==== Data shown

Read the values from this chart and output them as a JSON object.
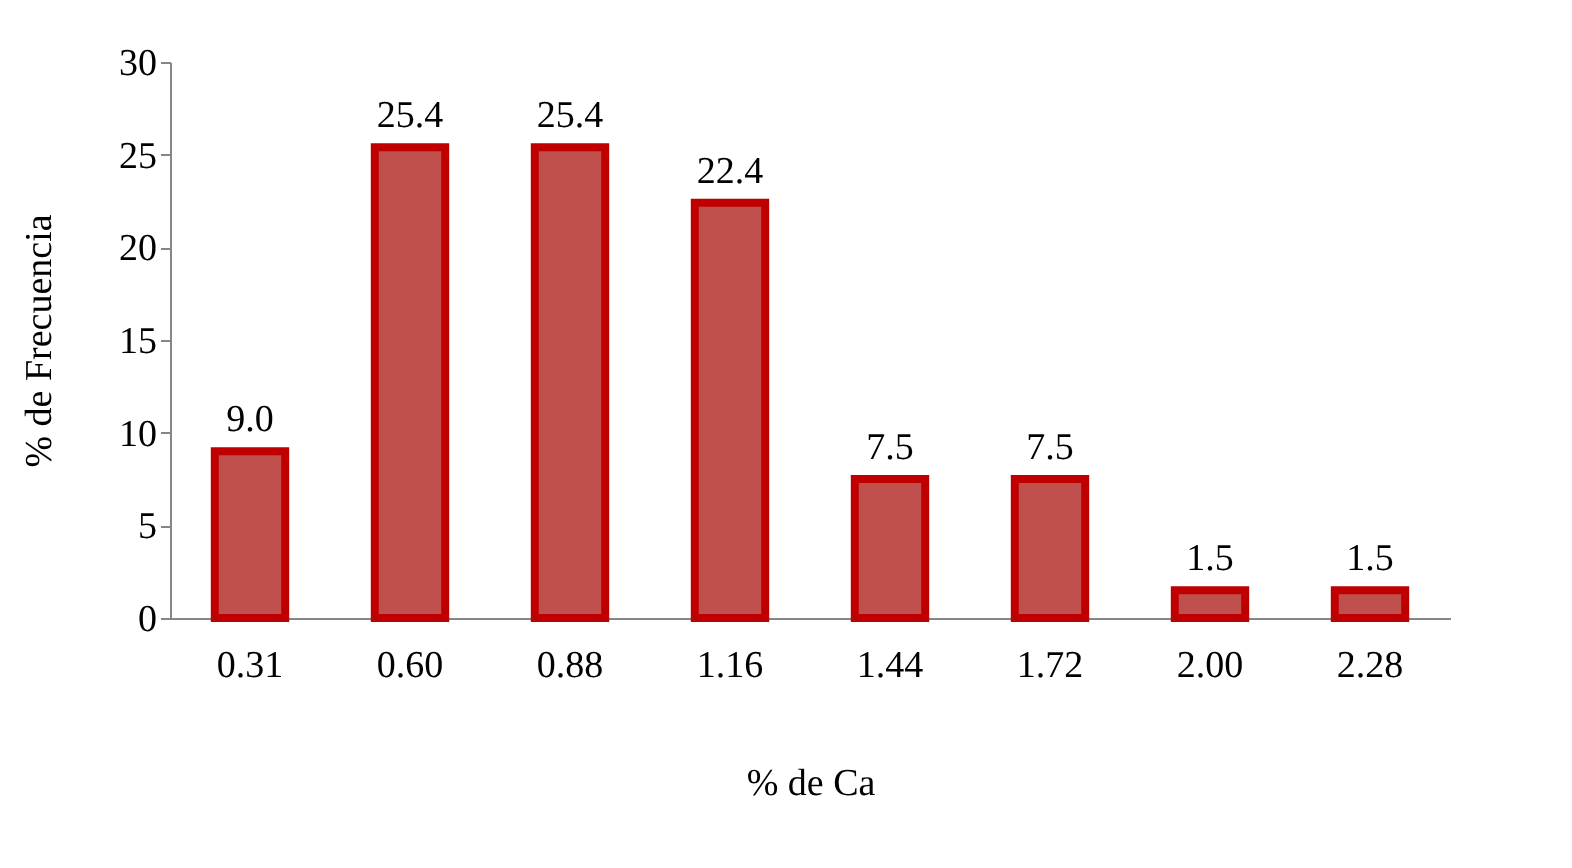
{
  "chart_data": {
    "type": "bar",
    "xlabel": "% de Ca",
    "ylabel": "% de Frecuencia",
    "categories": [
      "0.31",
      "0.60",
      "0.88",
      "1.16",
      "1.44",
      "1.72",
      "2.00",
      "2.28"
    ],
    "values": [
      9.0,
      25.4,
      25.4,
      22.4,
      7.5,
      7.5,
      1.5,
      1.5
    ],
    "value_labels": [
      "9.0",
      "25.4",
      "25.4",
      "22.4",
      "7.5",
      "7.5",
      "1.5",
      "1.5"
    ],
    "color": "#c0504d",
    "ylim": [
      0,
      30
    ],
    "yticks": [
      0,
      5,
      10,
      15,
      20,
      25,
      30
    ],
    "grid": false
  }
}
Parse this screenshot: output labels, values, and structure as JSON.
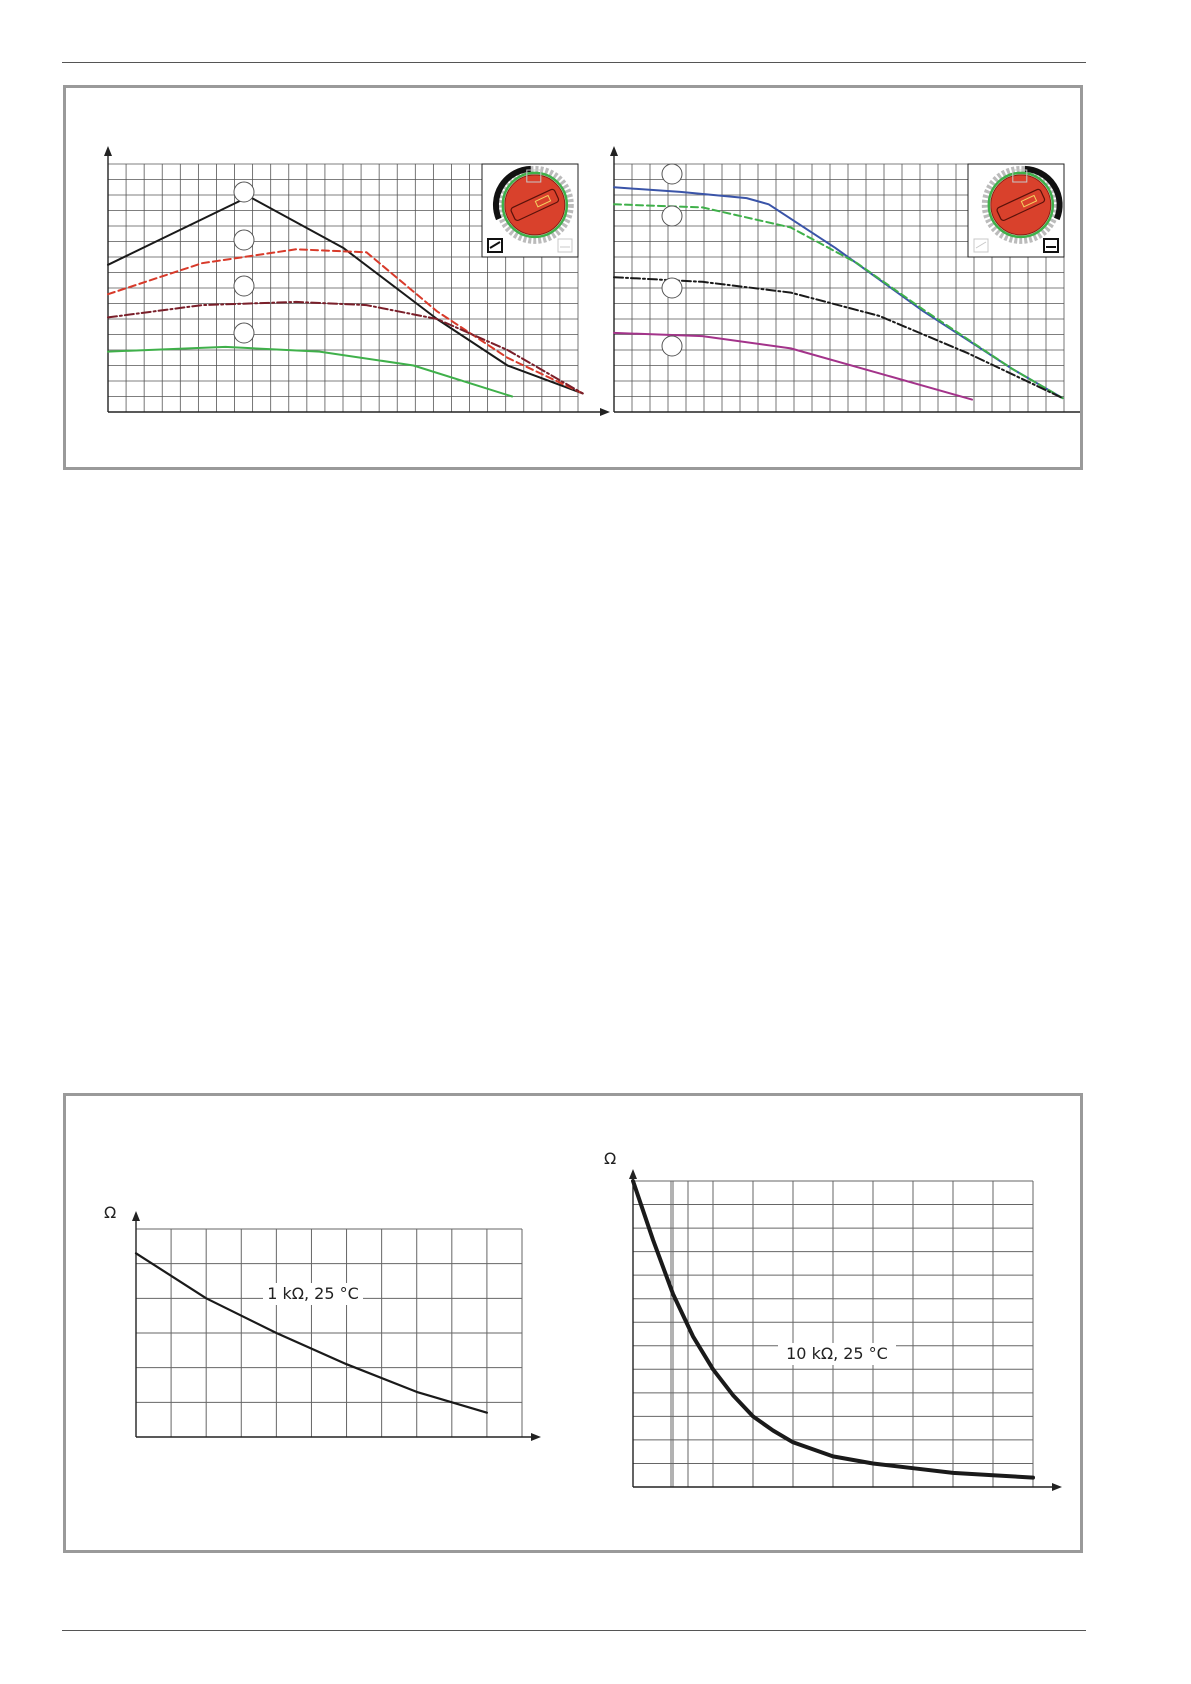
{
  "colors": {
    "black": "#1a1a1a",
    "red": "#d83a2a",
    "darkred": "#7a1f2a",
    "green": "#3fb04a",
    "blue": "#3a54a8",
    "purple": "#a3338a",
    "teal": "#3a9a8a",
    "dial": "#d9412c"
  },
  "charts": {
    "pump_proportional": {
      "dial_icon": "proportional-pressure-icon",
      "chart_data": {
        "type": "line",
        "title": "",
        "xlabel": "",
        "ylabel": "",
        "xlim": [
          0,
          20
        ],
        "ylim": [
          0,
          16
        ],
        "grid": true,
        "series": [
          {
            "style": "solid",
            "color": "#1a1a1a",
            "x": [
              0,
              6,
              10,
              14,
              17,
              20.2
            ],
            "y": [
              9.5,
              13.9,
              10.6,
              6.0,
              3.0,
              1.2
            ]
          },
          {
            "style": "dashed",
            "color": "#d83a2a",
            "x": [
              0,
              4,
              8,
              11,
              14,
              17,
              20.2
            ],
            "y": [
              7.6,
              9.6,
              10.5,
              10.3,
              6.5,
              3.5,
              1.2
            ]
          },
          {
            "style": "dashdot",
            "color": "#7a1f2a",
            "x": [
              0,
              4,
              8,
              11,
              14,
              17,
              20.2
            ],
            "y": [
              6.1,
              6.9,
              7.1,
              6.9,
              6.0,
              4.0,
              1.2
            ]
          },
          {
            "style": "solid",
            "color": "#3fb04a",
            "x": [
              0,
              5,
              9,
              13,
              17.2
            ],
            "y": [
              3.9,
              4.2,
              3.9,
              3.0,
              1.0
            ]
          }
        ]
      }
    },
    "pump_constant": {
      "dial_icon": "constant-pressure-icon",
      "chart_data": {
        "type": "line",
        "title": "",
        "xlabel": "",
        "ylabel": "",
        "xlim": [
          0,
          20
        ],
        "ylim": [
          0,
          16
        ],
        "grid": true,
        "series": [
          {
            "style": "solid",
            "color": "#3a54a8",
            "x": [
              0,
              3,
              6,
              7,
              10,
              14,
              18,
              20.3
            ],
            "y": [
              14.5,
              14.2,
              13.8,
              13.4,
              10.6,
              6.5,
              2.8,
              0.9
            ]
          },
          {
            "style": "dashed",
            "color": "#3fb04a",
            "x": [
              0,
              4,
              8,
              11,
              14,
              18,
              20.3
            ],
            "y": [
              13.4,
              13.2,
              11.9,
              9.6,
              6.6,
              2.8,
              0.9
            ]
          },
          {
            "style": "dashdot",
            "color": "#1a1a1a",
            "x": [
              0,
              4,
              8,
              12,
              16,
              20.3
            ],
            "y": [
              8.7,
              8.4,
              7.7,
              6.2,
              3.8,
              0.9
            ]
          },
          {
            "style": "solid",
            "color": "#a3338a",
            "x": [
              0,
              4,
              8,
              12,
              16.2
            ],
            "y": [
              5.1,
              4.9,
              4.1,
              2.5,
              0.8
            ]
          }
        ]
      }
    },
    "sensor_1k": {
      "y_unit": "Ω",
      "annotation": "1 kΩ, 25 °C",
      "chart_data": {
        "type": "line",
        "title": "",
        "xlabel": "",
        "ylabel": "Ω",
        "xlim": [
          0,
          11
        ],
        "ylim": [
          0,
          6
        ],
        "grid": true,
        "series": [
          {
            "style": "solid",
            "color": "#1a1a1a",
            "x": [
              0,
              2,
              4,
              6,
              8,
              10
            ],
            "y": [
              5.3,
              4.0,
              3.0,
              2.1,
              1.3,
              0.7
            ]
          }
        ]
      }
    },
    "sensor_10k": {
      "y_unit": "Ω",
      "annotation": "10 kΩ, 25 °C",
      "chart_data": {
        "type": "line",
        "title": "",
        "xlabel": "",
        "ylabel": "Ω",
        "xlim": [
          0,
          10
        ],
        "ylim": [
          0,
          13
        ],
        "grid": true,
        "series": [
          {
            "style": "solid",
            "color": "#1a1a1a",
            "x": [
              0,
              0.5,
              1,
              1.5,
              2,
              2.5,
              3,
              3.5,
              4,
              5,
              6,
              7,
              8,
              9,
              10
            ],
            "y": [
              13.0,
              10.5,
              8.2,
              6.4,
              5.0,
              3.9,
              3.0,
              2.4,
              1.9,
              1.3,
              1.0,
              0.8,
              0.6,
              0.5,
              0.4
            ]
          }
        ]
      }
    }
  }
}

========

Output all of the records exactly as they appear above, but not the pictures.

Read the values from this chart and output them as a JSON object.
{
  "chart_data": {
    "type": "bar",
    "xlabel": "% de Ca",
    "ylabel": "% de Frecuencia",
    "categories": [
      "0.31",
      "0.60",
      "0.88",
      "1.16",
      "1.44",
      "1.72",
      "2.00",
      "2.28"
    ],
    "values": [
      9.0,
      25.4,
      25.4,
      22.4,
      7.5,
      7.5,
      1.5,
      1.5
    ],
    "value_labels": [
      "9.0",
      "25.4",
      "25.4",
      "22.4",
      "7.5",
      "7.5",
      "1.5",
      "1.5"
    ],
    "color": "#c0504d",
    "ylim": [
      0,
      30
    ],
    "yticks": [
      0,
      5,
      10,
      15,
      20,
      25,
      30
    ],
    "grid": false
  }
}
Parse this screenshot: output labels, values, and structure as JSON.
{
  "colors": {
    "black": "#1a1a1a",
    "red": "#d83a2a",
    "darkred": "#7a1f2a",
    "green": "#3fb04a",
    "blue": "#3a54a8",
    "purple": "#a3338a",
    "teal": "#3a9a8a",
    "dial": "#d9412c"
  },
  "charts": {
    "pump_proportional": {
      "dial_icon": "proportional-pressure-icon",
      "chart_data": {
        "type": "line",
        "title": "",
        "xlabel": "",
        "ylabel": "",
        "xlim": [
          0,
          20
        ],
        "ylim": [
          0,
          16
        ],
        "grid": true,
        "series": [
          {
            "style": "solid",
            "color": "#1a1a1a",
            "x": [
              0,
              6,
              10,
              14,
              17,
              20.2
            ],
            "y": [
              9.5,
              13.9,
              10.6,
              6.0,
              3.0,
              1.2
            ]
          },
          {
            "style": "dashed",
            "color": "#d83a2a",
            "x": [
              0,
              4,
              8,
              11,
              14,
              17,
              20.2
            ],
            "y": [
              7.6,
              9.6,
              10.5,
              10.3,
              6.5,
              3.5,
              1.2
            ]
          },
          {
            "style": "dashdot",
            "color": "#7a1f2a",
            "x": [
              0,
              4,
              8,
              11,
              14,
              17,
              20.2
            ],
            "y": [
              6.1,
              6.9,
              7.1,
              6.9,
              6.0,
              4.0,
              1.2
            ]
          },
          {
            "style": "solid",
            "color": "#3fb04a",
            "x": [
              0,
              5,
              9,
              13,
              17.2
            ],
            "y": [
              3.9,
              4.2,
              3.9,
              3.0,
              1.0
            ]
          }
        ]
      }
    },
    "pump_constant": {
      "dial_icon": "constant-pressure-icon",
      "chart_data": {
        "type": "line",
        "title": "",
        "xlabel": "",
        "ylabel": "",
        "xlim": [
          0,
          20
        ],
        "ylim": [
          0,
          16
        ],
        "grid": true,
        "series": [
          {
            "style": "solid",
            "color": "#3a54a8",
            "x": [
              0,
              3,
              6,
              7,
              10,
              14,
              18,
              20.3
            ],
            "y": [
              14.5,
              14.2,
              13.8,
              13.4,
              10.6,
              6.5,
              2.8,
              0.9
            ]
          },
          {
            "style": "dashed",
            "color": "#3fb04a",
            "x": [
              0,
              4,
              8,
              11,
              14,
              18,
              20.3
            ],
            "y": [
              13.4,
              13.2,
              11.9,
              9.6,
              6.6,
              2.8,
              0.9
            ]
          },
          {
            "style": "dashdot",
            "color": "#1a1a1a",
            "x": [
              0,
              4,
              8,
              12,
              16,
              20.3
            ],
            "y": [
              8.7,
              8.4,
              7.7,
              6.2,
              3.8,
              0.9
            ]
          },
          {
            "style": "solid",
            "color": "#a3338a",
            "x": [
              0,
              4,
              8,
              12,
              16.2
            ],
            "y": [
              5.1,
              4.9,
              4.1,
              2.5,
              0.8
            ]
          }
        ]
      }
    },
    "sensor_1k": {
      "y_unit": "Ω",
      "annotation": "1 kΩ, 25 °C",
      "chart_data": {
        "type": "line",
        "title": "",
        "xlabel": "",
        "ylabel": "Ω",
        "xlim": [
          0,
          11
        ],
        "ylim": [
          0,
          6
        ],
        "grid": true,
        "series": [
          {
            "style": "solid",
            "color": "#1a1a1a",
            "x": [
              0,
              2,
              4,
              6,
              8,
              10
            ],
            "y": [
              5.3,
              4.0,
              3.0,
              2.1,
              1.3,
              0.7
            ]
          }
        ]
      }
    },
    "sensor_10k": {
      "y_unit": "Ω",
      "annotation": "10 kΩ, 25 °C",
      "chart_data": {
        "type": "line",
        "title": "",
        "xlabel": "",
        "ylabel": "Ω",
        "xlim": [
          0,
          10
        ],
        "ylim": [
          0,
          13
        ],
        "grid": true,
        "series": [
          {
            "style": "solid",
            "color": "#1a1a1a",
            "x": [
              0,
              0.5,
              1,
              1.5,
              2,
              2.5,
              3,
              3.5,
              4,
              5,
              6,
              7,
              8,
              9,
              10
            ],
            "y": [
              13.0,
              10.5,
              8.2,
              6.4,
              5.0,
              3.9,
              3.0,
              2.4,
              1.9,
              1.3,
              1.0,
              0.8,
              0.6,
              0.5,
              0.4
            ]
          }
        ]
      }
    }
  }
}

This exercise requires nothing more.